**** Data supplied

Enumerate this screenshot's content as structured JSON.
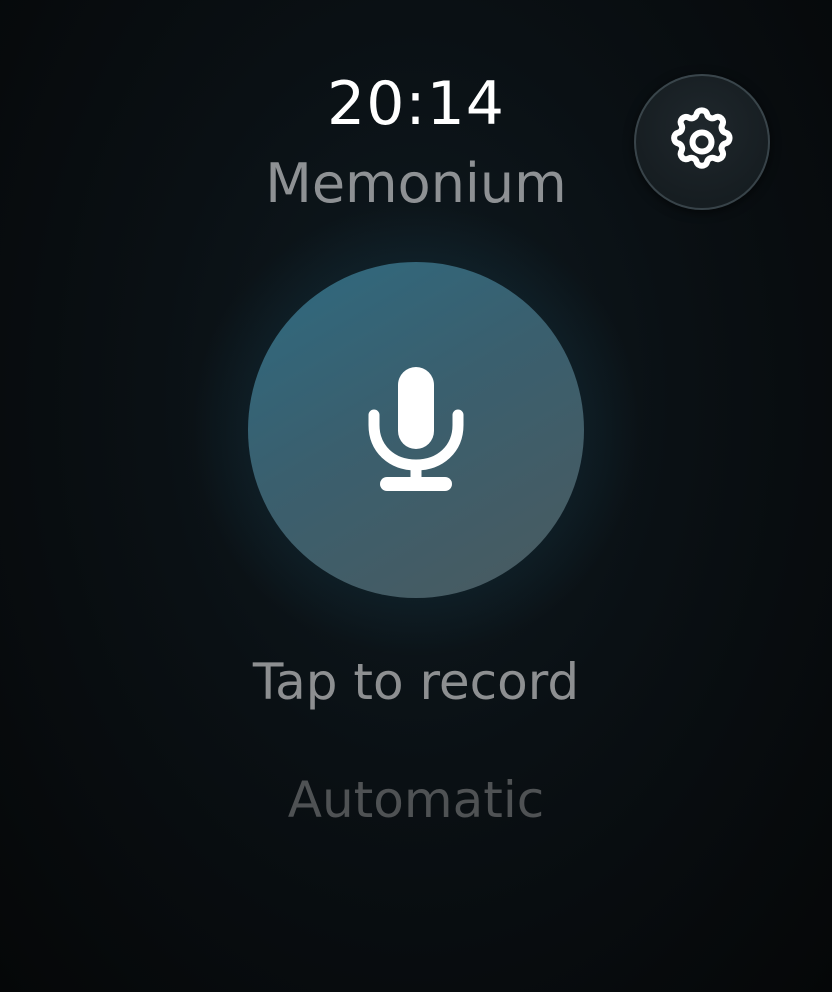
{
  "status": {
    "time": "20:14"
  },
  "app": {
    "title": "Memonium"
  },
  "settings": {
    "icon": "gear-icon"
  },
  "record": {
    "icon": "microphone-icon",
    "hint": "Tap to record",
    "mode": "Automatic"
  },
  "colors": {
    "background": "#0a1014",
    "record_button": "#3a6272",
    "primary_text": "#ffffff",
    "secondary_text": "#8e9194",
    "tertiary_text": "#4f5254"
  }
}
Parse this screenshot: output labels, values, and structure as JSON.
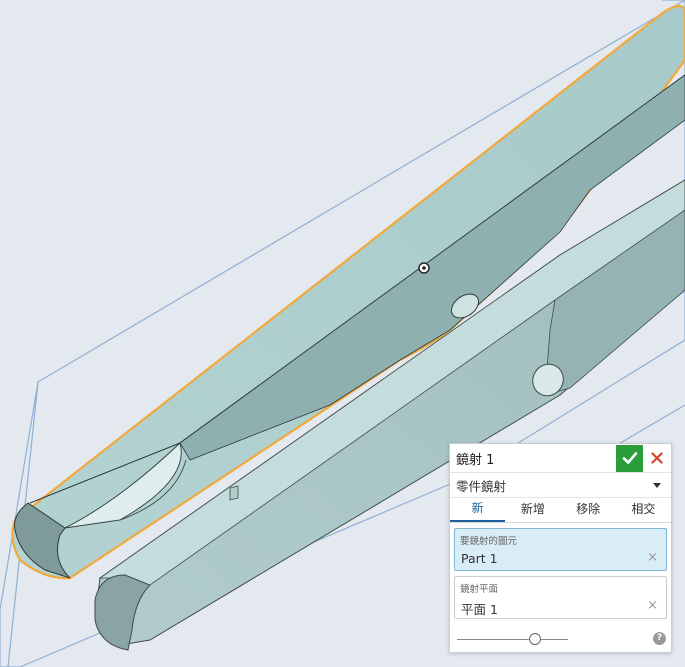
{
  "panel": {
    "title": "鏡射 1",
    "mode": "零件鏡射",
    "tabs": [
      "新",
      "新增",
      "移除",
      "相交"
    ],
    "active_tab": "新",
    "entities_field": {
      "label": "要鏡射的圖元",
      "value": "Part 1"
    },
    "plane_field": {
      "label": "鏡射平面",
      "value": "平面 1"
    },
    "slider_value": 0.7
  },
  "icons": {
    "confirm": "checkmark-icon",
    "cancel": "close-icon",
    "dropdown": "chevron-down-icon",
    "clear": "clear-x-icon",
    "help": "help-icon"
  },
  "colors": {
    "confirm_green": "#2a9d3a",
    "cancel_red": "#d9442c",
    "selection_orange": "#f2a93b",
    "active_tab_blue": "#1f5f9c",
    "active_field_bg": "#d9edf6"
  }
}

********

*Task description*
Omit every picture, then reproduce the rest of the listing exactly.

*Solution to this problem*
Enumerate this screenshot's content as structured JSON.
{
  "status": {
    "time": "20:14"
  },
  "app": {
    "title": "Memonium"
  },
  "settings": {
    "icon": "gear-icon"
  },
  "record": {
    "icon": "microphone-icon",
    "hint": "Tap to record",
    "mode": "Automatic"
  },
  "colors": {
    "background": "#0a1014",
    "record_button": "#3a6272",
    "primary_text": "#ffffff",
    "secondary_text": "#8e9194",
    "tertiary_text": "#4f5254"
  }
}
Parse this screenshot: output labels, values, and structure as JSON.
{
  "panel": {
    "title": "鏡射 1",
    "mode": "零件鏡射",
    "tabs": [
      "新",
      "新增",
      "移除",
      "相交"
    ],
    "active_tab": "新",
    "entities_field": {
      "label": "要鏡射的圖元",
      "value": "Part 1"
    },
    "plane_field": {
      "label": "鏡射平面",
      "value": "平面 1"
    },
    "slider_value": 0.7
  },
  "icons": {
    "confirm": "checkmark-icon",
    "cancel": "close-icon",
    "dropdown": "chevron-down-icon",
    "clear": "clear-x-icon",
    "help": "help-icon"
  },
  "colors": {
    "confirm_green": "#2a9d3a",
    "cancel_red": "#d9442c",
    "selection_orange": "#f2a93b",
    "active_tab_blue": "#1f5f9c",
    "active_field_bg": "#d9edf6"
  }
}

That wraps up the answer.